§ DIRECTION: Answer with one number only: the number of lines that contain "title".

────

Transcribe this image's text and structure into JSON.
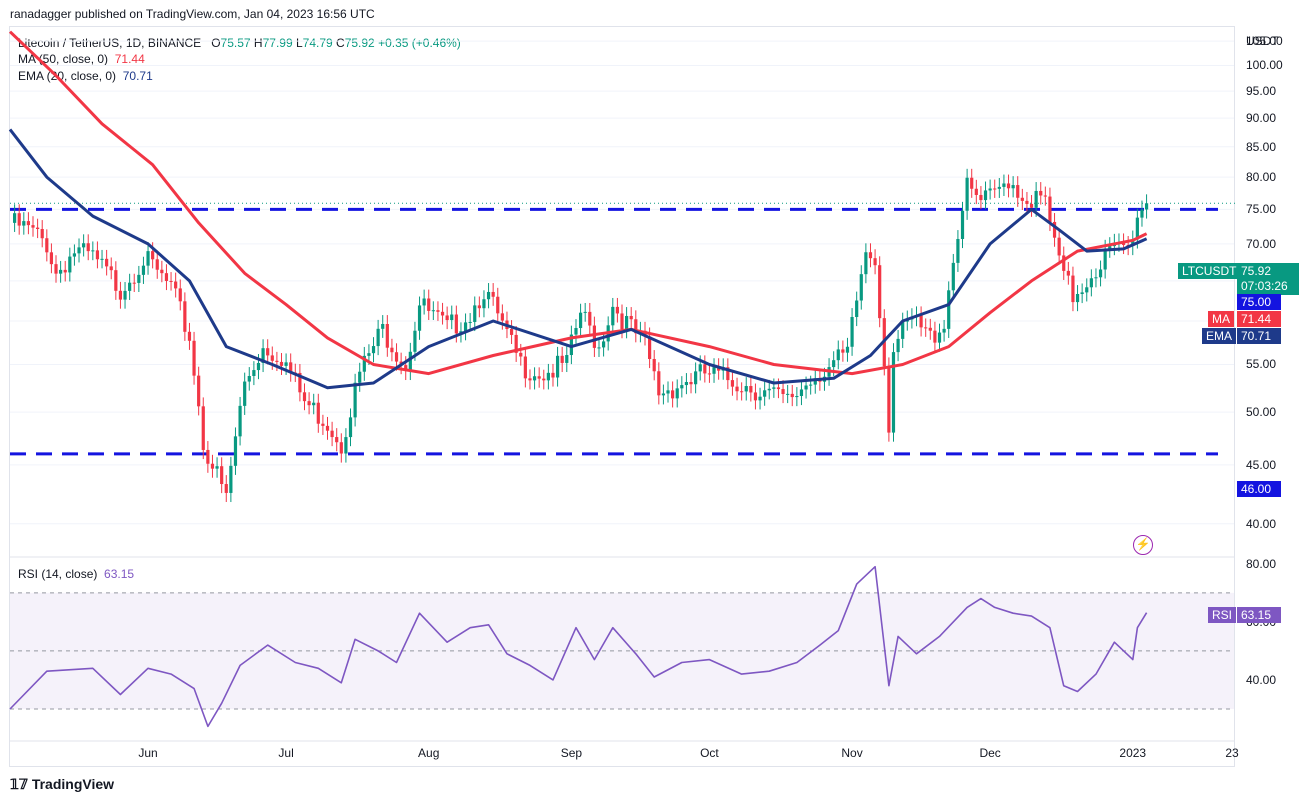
{
  "publisher": "ranadagger published on TradingView.com, Jan 04, 2023 16:56 UTC",
  "legend": {
    "symbol": "Litecoin / TetherUS, 1D, BINANCE",
    "o_label": "O",
    "o": "75.57",
    "h_label": "H",
    "h": "77.99",
    "l_label": "L",
    "l": "74.79",
    "c_label": "C",
    "c": "75.92",
    "change": "+0.35 (+0.46%)",
    "ma_label": "MA (50, close, 0)",
    "ma_value": "71.44",
    "ema_label": "EMA (20, close, 0)",
    "ema_value": "70.71",
    "rsi_label": "RSI (14, close)",
    "rsi_value": "63.15"
  },
  "badges": {
    "symbol_tag": "LTCUSDT",
    "price": "75.92",
    "countdown": "07:03:26",
    "level_75": "75.00",
    "ma_tag": "MA",
    "ma": "71.44",
    "ema_tag": "EMA",
    "ema": "70.71",
    "level_46": "46.00",
    "rsi_tag": "RSI",
    "rsi": "63.15"
  },
  "branding": "TradingView",
  "colors": {
    "up": "#089981",
    "down": "#f23645",
    "ma": "#f23645",
    "ema": "#1e3a8a",
    "levels": "#1414e0",
    "rsi": "#7e57c2",
    "rsi_band": "rgba(126,87,194,0.08)"
  },
  "chart_data": [
    {
      "type": "candlestick",
      "title": "Litecoin / TetherUS, 1D, BINANCE",
      "ylabel": "USDT",
      "y_scale": "log",
      "ylim": [
        37.5,
        108
      ],
      "y_ticks": [
        "105.00",
        "100.00",
        "95.00",
        "90.00",
        "85.00",
        "80.00",
        "75.00",
        "70.00",
        "65.00",
        "60.00",
        "55.00",
        "50.00",
        "45.00",
        "40.00"
      ],
      "x_ticks": [
        "Jun",
        "Jul",
        "Aug",
        "Sep",
        "Oct",
        "Nov",
        "Dec",
        "2023",
        "23"
      ],
      "x_range": [
        "2022-05-02",
        "2023-01-23"
      ],
      "horizontal_levels": [
        75.0,
        46.0
      ],
      "last_close": 75.92,
      "closes_anchor": [
        [
          "2022-05-02",
          73
        ],
        [
          "2022-05-06",
          72
        ],
        [
          "2022-05-10",
          70
        ],
        [
          "2022-05-12",
          66
        ],
        [
          "2022-05-16",
          69
        ],
        [
          "2022-05-20",
          68
        ],
        [
          "2022-05-26",
          64
        ],
        [
          "2022-05-31",
          68
        ],
        [
          "2022-06-06",
          64
        ],
        [
          "2022-06-10",
          58
        ],
        [
          "2022-06-13",
          47
        ],
        [
          "2022-06-16",
          44
        ],
        [
          "2022-06-18",
          42
        ],
        [
          "2022-06-22",
          53
        ],
        [
          "2022-06-26",
          57
        ],
        [
          "2022-06-30",
          56
        ],
        [
          "2022-07-05",
          51
        ],
        [
          "2022-07-10",
          49
        ],
        [
          "2022-07-13",
          47
        ],
        [
          "2022-07-17",
          54
        ],
        [
          "2022-07-22",
          59
        ],
        [
          "2022-07-27",
          55
        ],
        [
          "2022-07-30",
          62
        ],
        [
          "2022-08-05",
          59
        ],
        [
          "2022-08-10",
          61
        ],
        [
          "2022-08-13",
          64
        ],
        [
          "2022-08-18",
          58
        ],
        [
          "2022-08-21",
          55
        ],
        [
          "2022-08-26",
          54
        ],
        [
          "2022-08-31",
          55
        ],
        [
          "2022-09-03",
          61
        ],
        [
          "2022-09-07",
          57
        ],
        [
          "2022-09-10",
          62
        ],
        [
          "2022-09-14",
          59
        ],
        [
          "2022-09-17",
          57
        ],
        [
          "2022-09-20",
          52
        ],
        [
          "2022-09-25",
          53
        ],
        [
          "2022-09-30",
          54
        ],
        [
          "2022-10-08",
          53
        ],
        [
          "2022-10-13",
          52
        ],
        [
          "2022-10-18",
          51
        ],
        [
          "2022-10-24",
          54
        ],
        [
          "2022-10-28",
          55
        ],
        [
          "2022-10-31",
          56
        ],
        [
          "2022-11-04",
          69
        ],
        [
          "2022-11-06",
          68
        ],
        [
          "2022-11-09",
          49
        ],
        [
          "2022-11-10",
          57
        ],
        [
          "2022-11-14",
          60
        ],
        [
          "2022-11-18",
          58
        ],
        [
          "2022-11-21",
          60
        ],
        [
          "2022-11-24",
          72
        ],
        [
          "2022-11-26",
          78
        ],
        [
          "2022-11-29",
          76
        ],
        [
          "2022-12-02",
          77
        ],
        [
          "2022-12-05",
          80
        ],
        [
          "2022-12-08",
          77
        ],
        [
          "2022-12-13",
          76
        ],
        [
          "2022-12-16",
          67
        ],
        [
          "2022-12-19",
          63
        ],
        [
          "2022-12-23",
          66
        ],
        [
          "2022-12-27",
          69
        ],
        [
          "2022-12-30",
          69
        ],
        [
          "2023-01-01",
          70
        ],
        [
          "2023-01-02",
          75
        ],
        [
          "2023-01-04",
          75.92
        ]
      ],
      "series": [
        {
          "name": "MA (50, close, 0)",
          "last": 71.44,
          "points": [
            [
              "2022-05-02",
              107
            ],
            [
              "2022-05-12",
              98
            ],
            [
              "2022-05-22",
              89
            ],
            [
              "2022-06-02",
              82
            ],
            [
              "2022-06-12",
              73
            ],
            [
              "2022-06-22",
              66
            ],
            [
              "2022-07-01",
              62
            ],
            [
              "2022-07-10",
              58
            ],
            [
              "2022-07-20",
              55
            ],
            [
              "2022-08-01",
              54
            ],
            [
              "2022-08-15",
              56
            ],
            [
              "2022-09-01",
              58
            ],
            [
              "2022-09-14",
              59
            ],
            [
              "2022-10-01",
              57
            ],
            [
              "2022-10-15",
              55
            ],
            [
              "2022-11-01",
              54
            ],
            [
              "2022-11-12",
              55
            ],
            [
              "2022-11-22",
              57
            ],
            [
              "2022-12-01",
              61
            ],
            [
              "2022-12-10",
              65
            ],
            [
              "2022-12-20",
              69
            ],
            [
              "2023-01-01",
              70.5
            ],
            [
              "2023-01-04",
              71.44
            ]
          ]
        },
        {
          "name": "EMA (20, close, 0)",
          "last": 70.71,
          "points": [
            [
              "2022-05-02",
              88
            ],
            [
              "2022-05-10",
              80
            ],
            [
              "2022-05-20",
              74
            ],
            [
              "2022-06-01",
              70
            ],
            [
              "2022-06-10",
              65
            ],
            [
              "2022-06-18",
              57
            ],
            [
              "2022-06-28",
              55
            ],
            [
              "2022-07-10",
              52.5
            ],
            [
              "2022-07-20",
              53
            ],
            [
              "2022-08-01",
              57
            ],
            [
              "2022-08-15",
              60
            ],
            [
              "2022-09-01",
              57
            ],
            [
              "2022-09-14",
              59
            ],
            [
              "2022-10-01",
              55
            ],
            [
              "2022-10-15",
              53
            ],
            [
              "2022-10-28",
              53.5
            ],
            [
              "2022-11-05",
              56
            ],
            [
              "2022-11-12",
              60
            ],
            [
              "2022-11-22",
              62
            ],
            [
              "2022-12-01",
              70
            ],
            [
              "2022-12-10",
              75
            ],
            [
              "2022-12-16",
              72
            ],
            [
              "2022-12-22",
              69
            ],
            [
              "2022-12-30",
              69.3
            ],
            [
              "2023-01-04",
              70.71
            ]
          ]
        }
      ]
    },
    {
      "type": "line",
      "title": "RSI (14, close)",
      "ylim": [
        20,
        82
      ],
      "y_ticks": [
        "80.00",
        "60.00",
        "40.00"
      ],
      "bands": [
        70,
        30
      ],
      "midline": 50,
      "last": 63.15,
      "points": [
        [
          "2022-05-02",
          30
        ],
        [
          "2022-05-10",
          43
        ],
        [
          "2022-05-20",
          44
        ],
        [
          "2022-05-26",
          35
        ],
        [
          "2022-06-01",
          44
        ],
        [
          "2022-06-06",
          42
        ],
        [
          "2022-06-11",
          37
        ],
        [
          "2022-06-14",
          24
        ],
        [
          "2022-06-17",
          32
        ],
        [
          "2022-06-21",
          45
        ],
        [
          "2022-06-27",
          52
        ],
        [
          "2022-07-03",
          46
        ],
        [
          "2022-07-08",
          44
        ],
        [
          "2022-07-13",
          39
        ],
        [
          "2022-07-16",
          54
        ],
        [
          "2022-07-21",
          50
        ],
        [
          "2022-07-25",
          46
        ],
        [
          "2022-07-30",
          63
        ],
        [
          "2022-08-05",
          53
        ],
        [
          "2022-08-10",
          58
        ],
        [
          "2022-08-14",
          59
        ],
        [
          "2022-08-18",
          49
        ],
        [
          "2022-08-23",
          45
        ],
        [
          "2022-08-28",
          40
        ],
        [
          "2022-09-02",
          58
        ],
        [
          "2022-09-06",
          47
        ],
        [
          "2022-09-10",
          58
        ],
        [
          "2022-09-15",
          49
        ],
        [
          "2022-09-19",
          41
        ],
        [
          "2022-09-25",
          46
        ],
        [
          "2022-10-01",
          47
        ],
        [
          "2022-10-08",
          42
        ],
        [
          "2022-10-14",
          43
        ],
        [
          "2022-10-20",
          46
        ],
        [
          "2022-10-25",
          52
        ],
        [
          "2022-10-29",
          57
        ],
        [
          "2022-11-02",
          73
        ],
        [
          "2022-11-06",
          79
        ],
        [
          "2022-11-09",
          38
        ],
        [
          "2022-11-11",
          55
        ],
        [
          "2022-11-15",
          49
        ],
        [
          "2022-11-20",
          55
        ],
        [
          "2022-11-26",
          65
        ],
        [
          "2022-11-29",
          68
        ],
        [
          "2022-12-02",
          65
        ],
        [
          "2022-12-06",
          63
        ],
        [
          "2022-12-10",
          62
        ],
        [
          "2022-12-14",
          58
        ],
        [
          "2022-12-17",
          38
        ],
        [
          "2022-12-20",
          36
        ],
        [
          "2022-12-24",
          42
        ],
        [
          "2022-12-28",
          53
        ],
        [
          "2023-01-01",
          47
        ],
        [
          "2023-01-02",
          58
        ],
        [
          "2023-01-04",
          63.15
        ]
      ]
    }
  ]
}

────

§ TASK OUTPUT: 2